+++ Dataset rows +++

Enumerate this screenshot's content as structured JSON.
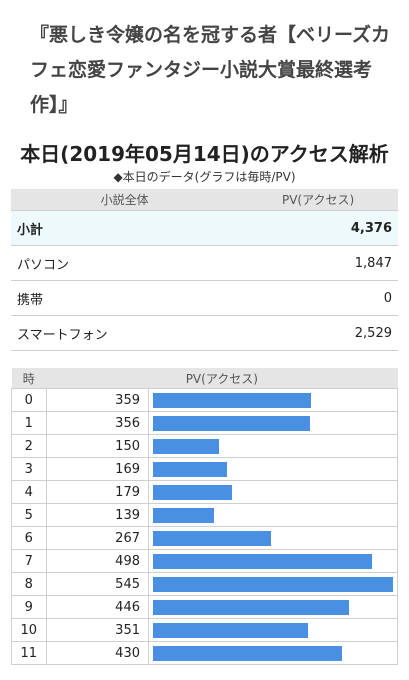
{
  "novel_title": "『悪しき令嬢の名を冠する者【ベリーズカフェ恋愛ファンタジー小説大賞最終選考作】』",
  "section_title": "本日(2019年05月14日)のアクセス解析",
  "section_subtitle": "◆本日のデータ(グラフは毎時/PV)",
  "summary": {
    "header_left": "小説全体",
    "header_right": "PV(アクセス)",
    "rows": [
      {
        "label": "小計",
        "value": "4,376"
      },
      {
        "label": "パソコン",
        "value": "1,847"
      },
      {
        "label": "携帯",
        "value": "0"
      },
      {
        "label": "スマートフォン",
        "value": "2,529"
      }
    ]
  },
  "hourly": {
    "header_hour": "時",
    "header_pv": "PV(アクセス)",
    "bar_color": "#4a90e2",
    "max": 545,
    "rows": [
      {
        "hour": "0",
        "pv": 359
      },
      {
        "hour": "1",
        "pv": 356
      },
      {
        "hour": "2",
        "pv": 150
      },
      {
        "hour": "3",
        "pv": 169
      },
      {
        "hour": "4",
        "pv": 179
      },
      {
        "hour": "5",
        "pv": 139
      },
      {
        "hour": "6",
        "pv": 267
      },
      {
        "hour": "7",
        "pv": 498
      },
      {
        "hour": "8",
        "pv": 545
      },
      {
        "hour": "9",
        "pv": 446
      },
      {
        "hour": "10",
        "pv": 351
      },
      {
        "hour": "11",
        "pv": 430
      }
    ]
  }
}
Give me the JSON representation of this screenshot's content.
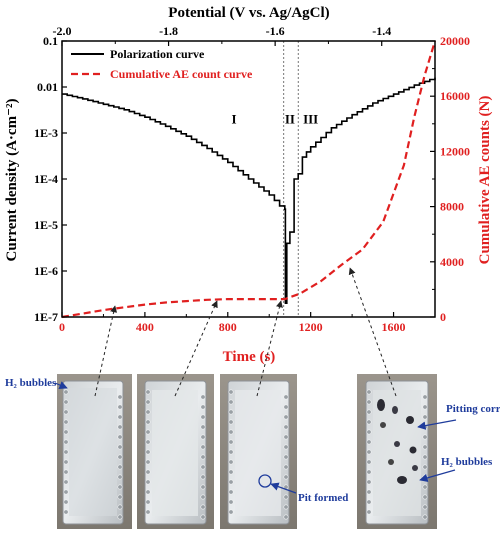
{
  "chart_data": {
    "type": "line",
    "title": "",
    "x_bottom": {
      "label": "Time (s)",
      "range": [
        0,
        1800
      ],
      "ticks": [
        0,
        400,
        800,
        1200,
        1600
      ],
      "tick_labels": [
        "0",
        "400",
        "800",
        "1200",
        "1600"
      ],
      "color": "#e02020"
    },
    "x_top": {
      "label": "Potential (V vs. Ag/AgCl)",
      "range": [
        -2.0,
        -1.3
      ],
      "ticks": [
        -2.0,
        -1.8,
        -1.6,
        -1.4
      ],
      "tick_labels": [
        "-2.0",
        "-1.8",
        "-1.6",
        "-1.4"
      ]
    },
    "y_left": {
      "label": "Current density (A·cm⁻²)",
      "scale": "log",
      "range": [
        1e-07,
        0.1
      ],
      "ticks": [
        1e-07,
        1e-06,
        1e-05,
        0.0001,
        0.001,
        0.01,
        0.1
      ],
      "tick_labels": [
        "1E-7",
        "1E-6",
        "1E-5",
        "1E-4",
        "1E-3",
        "0.01",
        "0.1"
      ]
    },
    "y_right": {
      "label": "Cumulative AE counts (N)",
      "range": [
        0,
        20000
      ],
      "ticks": [
        0,
        4000,
        8000,
        12000,
        16000,
        20000
      ],
      "tick_labels": [
        "0",
        "4000",
        "8000",
        "12000",
        "16000",
        "20000"
      ],
      "color": "#e02020"
    },
    "series": [
      {
        "name": "Polarization curve",
        "axis": "y_left",
        "style": "solid",
        "color": "#000000",
        "x": [
          0,
          100,
          200,
          300,
          400,
          500,
          600,
          700,
          800,
          900,
          1000,
          1050,
          1075,
          1078,
          1085,
          1100,
          1120,
          1140,
          1160,
          1200,
          1250,
          1300,
          1400,
          1500,
          1600,
          1700,
          1800
        ],
        "y": [
          0.007,
          0.0055,
          0.0042,
          0.0032,
          0.0022,
          0.0014,
          0.00085,
          0.00046,
          0.00023,
          0.0001,
          4.5e-05,
          2.6e-05,
          2.2e-05,
          2e-07,
          4e-06,
          7e-06,
          0.0001,
          0.00013,
          0.0003,
          0.0005,
          0.0008,
          0.0013,
          0.0025,
          0.0045,
          0.007,
          0.011,
          0.016
        ]
      },
      {
        "name": "Cumulative AE count curve",
        "axis": "y_right",
        "style": "dashed",
        "color": "#e02020",
        "x": [
          0,
          100,
          200,
          300,
          400,
          500,
          600,
          700,
          800,
          900,
          1000,
          1075,
          1150,
          1250,
          1350,
          1450,
          1550,
          1650,
          1700,
          1750,
          1800
        ],
        "y": [
          0,
          250,
          500,
          700,
          900,
          1050,
          1150,
          1250,
          1300,
          1300,
          1300,
          1300,
          1700,
          2600,
          3800,
          4900,
          6900,
          11000,
          14500,
          17500,
          20000
        ]
      }
    ],
    "regions": {
      "boundaries_time": [
        1070,
        1140
      ],
      "labels": [
        {
          "text": "I",
          "x": 830,
          "y": 0.0016
        },
        {
          "text": "II",
          "x": 1100,
          "y": 0.0016
        },
        {
          "text": "III",
          "x": 1200,
          "y": 0.0016
        }
      ]
    },
    "legend": {
      "placement": "top-left",
      "entries": [
        "Polarization curve",
        "Cumulative AE count curve"
      ]
    },
    "grid": false
  },
  "photos": {
    "notes": {
      "h2_bubbles_left": "H₂ bubbles",
      "pit_formed": "Pit formed",
      "pitting_corrosion": "Pitting corrosion",
      "h2_bubbles_right": "H₂ bubbles"
    }
  }
}
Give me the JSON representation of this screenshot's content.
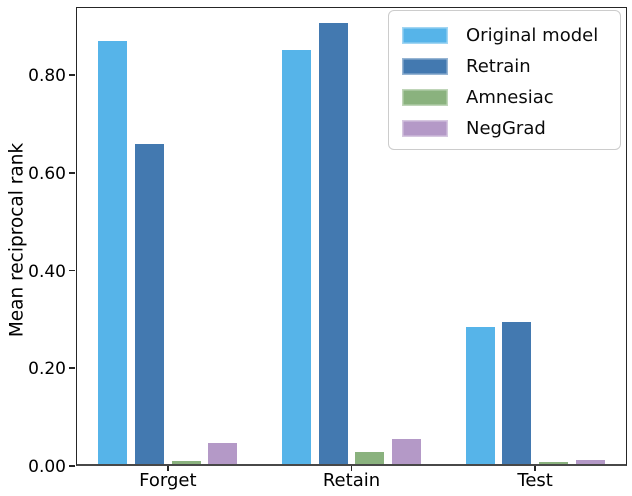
{
  "chart_data": {
    "type": "bar",
    "title": "",
    "xlabel": "",
    "ylabel": "Mean reciprocal rank",
    "categories": [
      "Forget",
      "Retain",
      "Test"
    ],
    "series": [
      {
        "name": "Original model",
        "color": "#56b4e9",
        "values": [
          0.87,
          0.852,
          0.285
        ]
      },
      {
        "name": "Retrain",
        "color": "#4379b0",
        "values": [
          0.66,
          0.908,
          0.295
        ]
      },
      {
        "name": "Amnesiac",
        "color": "#8ab27e",
        "values": [
          0.01,
          0.028,
          0.008
        ]
      },
      {
        "name": "NegGrad",
        "color": "#b499c7",
        "values": [
          0.048,
          0.055,
          0.012
        ]
      }
    ],
    "ylim": [
      0,
      0.94
    ],
    "yticks": [
      0.0,
      0.2,
      0.4,
      0.6,
      0.8
    ],
    "ytick_decimals": 2,
    "grid": false,
    "legend_position": "upper right",
    "background_color": "#ffffff",
    "spine_color": "#262626"
  }
}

+++

→ **Set task**:
Transcribe the listing above verbatim. Omit the pictures.

→ **Written answer**:
Enumerate this screenshot's content as structured JSON.
{
  "novel_title": "『悪しき令嬢の名を冠する者【ベリーズカフェ恋愛ファンタジー小説大賞最終選考作】』",
  "section_title": "本日(2019年05月14日)のアクセス解析",
  "section_subtitle": "◆本日のデータ(グラフは毎時/PV)",
  "summary": {
    "header_left": "小説全体",
    "header_right": "PV(アクセス)",
    "rows": [
      {
        "label": "小計",
        "value": "4,376"
      },
      {
        "label": "パソコン",
        "value": "1,847"
      },
      {
        "label": "携帯",
        "value": "0"
      },
      {
        "label": "スマートフォン",
        "value": "2,529"
      }
    ]
  },
  "hourly": {
    "header_hour": "時",
    "header_pv": "PV(アクセス)",
    "bar_color": "#4a90e2",
    "max": 545,
    "rows": [
      {
        "hour": "0",
        "pv": 359
      },
      {
        "hour": "1",
        "pv": 356
      },
      {
        "hour": "2",
        "pv": 150
      },
      {
        "hour": "3",
        "pv": 169
      },
      {
        "hour": "4",
        "pv": 179
      },
      {
        "hour": "5",
        "pv": 139
      },
      {
        "hour": "6",
        "pv": 267
      },
      {
        "hour": "7",
        "pv": 498
      },
      {
        "hour": "8",
        "pv": 545
      },
      {
        "hour": "9",
        "pv": 446
      },
      {
        "hour": "10",
        "pv": 351
      },
      {
        "hour": "11",
        "pv": 430
      }
    ]
  }
}
Give me the JSON representation of this screenshot's content.
{
  "chart_data": {
    "type": "line",
    "title": "",
    "x_bottom": {
      "label": "Time (s)",
      "range": [
        0,
        1800
      ],
      "ticks": [
        0,
        400,
        800,
        1200,
        1600
      ],
      "tick_labels": [
        "0",
        "400",
        "800",
        "1200",
        "1600"
      ],
      "color": "#e02020"
    },
    "x_top": {
      "label": "Potential (V vs. Ag/AgCl)",
      "range": [
        -2.0,
        -1.3
      ],
      "ticks": [
        -2.0,
        -1.8,
        -1.6,
        -1.4
      ],
      "tick_labels": [
        "-2.0",
        "-1.8",
        "-1.6",
        "-1.4"
      ]
    },
    "y_left": {
      "label": "Current density (A·cm⁻²)",
      "scale": "log",
      "range": [
        1e-07,
        0.1
      ],
      "ticks": [
        1e-07,
        1e-06,
        1e-05,
        0.0001,
        0.001,
        0.01,
        0.1
      ],
      "tick_labels": [
        "1E-7",
        "1E-6",
        "1E-5",
        "1E-4",
        "1E-3",
        "0.01",
        "0.1"
      ]
    },
    "y_right": {
      "label": "Cumulative AE counts (N)",
      "range": [
        0,
        20000
      ],
      "ticks": [
        0,
        4000,
        8000,
        12000,
        16000,
        20000
      ],
      "tick_labels": [
        "0",
        "4000",
        "8000",
        "12000",
        "16000",
        "20000"
      ],
      "color": "#e02020"
    },
    "series": [
      {
        "name": "Polarization curve",
        "axis": "y_left",
        "style": "solid",
        "color": "#000000",
        "x": [
          0,
          100,
          200,
          300,
          400,
          500,
          600,
          700,
          800,
          900,
          1000,
          1050,
          1075,
          1078,
          1085,
          1100,
          1120,
          1140,
          1160,
          1200,
          1250,
          1300,
          1400,
          1500,
          1600,
          1700,
          1800
        ],
        "y": [
          0.007,
          0.0055,
          0.0042,
          0.0032,
          0.0022,
          0.0014,
          0.00085,
          0.00046,
          0.00023,
          0.0001,
          4.5e-05,
          2.6e-05,
          2.2e-05,
          2e-07,
          4e-06,
          7e-06,
          0.0001,
          0.00013,
          0.0003,
          0.0005,
          0.0008,
          0.0013,
          0.0025,
          0.0045,
          0.007,
          0.011,
          0.016
        ]
      },
      {
        "name": "Cumulative AE count curve",
        "axis": "y_right",
        "style": "dashed",
        "color": "#e02020",
        "x": [
          0,
          100,
          200,
          300,
          400,
          500,
          600,
          700,
          800,
          900,
          1000,
          1075,
          1150,
          1250,
          1350,
          1450,
          1550,
          1650,
          1700,
          1750,
          1800
        ],
        "y": [
          0,
          250,
          500,
          700,
          900,
          1050,
          1150,
          1250,
          1300,
          1300,
          1300,
          1300,
          1700,
          2600,
          3800,
          4900,
          6900,
          11000,
          14500,
          17500,
          20000
        ]
      }
    ],
    "regions": {
      "boundaries_time": [
        1070,
        1140
      ],
      "labels": [
        {
          "text": "I",
          "x": 830,
          "y": 0.0016
        },
        {
          "text": "II",
          "x": 1100,
          "y": 0.0016
        },
        {
          "text": "III",
          "x": 1200,
          "y": 0.0016
        }
      ]
    },
    "legend": {
      "placement": "top-left",
      "entries": [
        "Polarization curve",
        "Cumulative AE count curve"
      ]
    },
    "grid": false
  },
  "photos": {
    "notes": {
      "h2_bubbles_left": "H₂ bubbles",
      "pit_formed": "Pit formed",
      "pitting_corrosion": "Pitting corrosion",
      "h2_bubbles_right": "H₂ bubbles"
    }
  }
}
Give me the JSON representation of this screenshot's content.
{
  "chart_data": {
    "type": "bar",
    "title": "",
    "xlabel": "",
    "ylabel": "Mean reciprocal rank",
    "categories": [
      "Forget",
      "Retain",
      "Test"
    ],
    "series": [
      {
        "name": "Original model",
        "color": "#56b4e9",
        "values": [
          0.87,
          0.852,
          0.285
        ]
      },
      {
        "name": "Retrain",
        "color": "#4379b0",
        "values": [
          0.66,
          0.908,
          0.295
        ]
      },
      {
        "name": "Amnesiac",
        "color": "#8ab27e",
        "values": [
          0.01,
          0.028,
          0.008
        ]
      },
      {
        "name": "NegGrad",
        "color": "#b499c7",
        "values": [
          0.048,
          0.055,
          0.012
        ]
      }
    ],
    "ylim": [
      0,
      0.94
    ],
    "yticks": [
      0.0,
      0.2,
      0.4,
      0.6,
      0.8
    ],
    "ytick_decimals": 2,
    "grid": false,
    "legend_position": "upper right",
    "background_color": "#ffffff",
    "spine_color": "#262626"
  }
}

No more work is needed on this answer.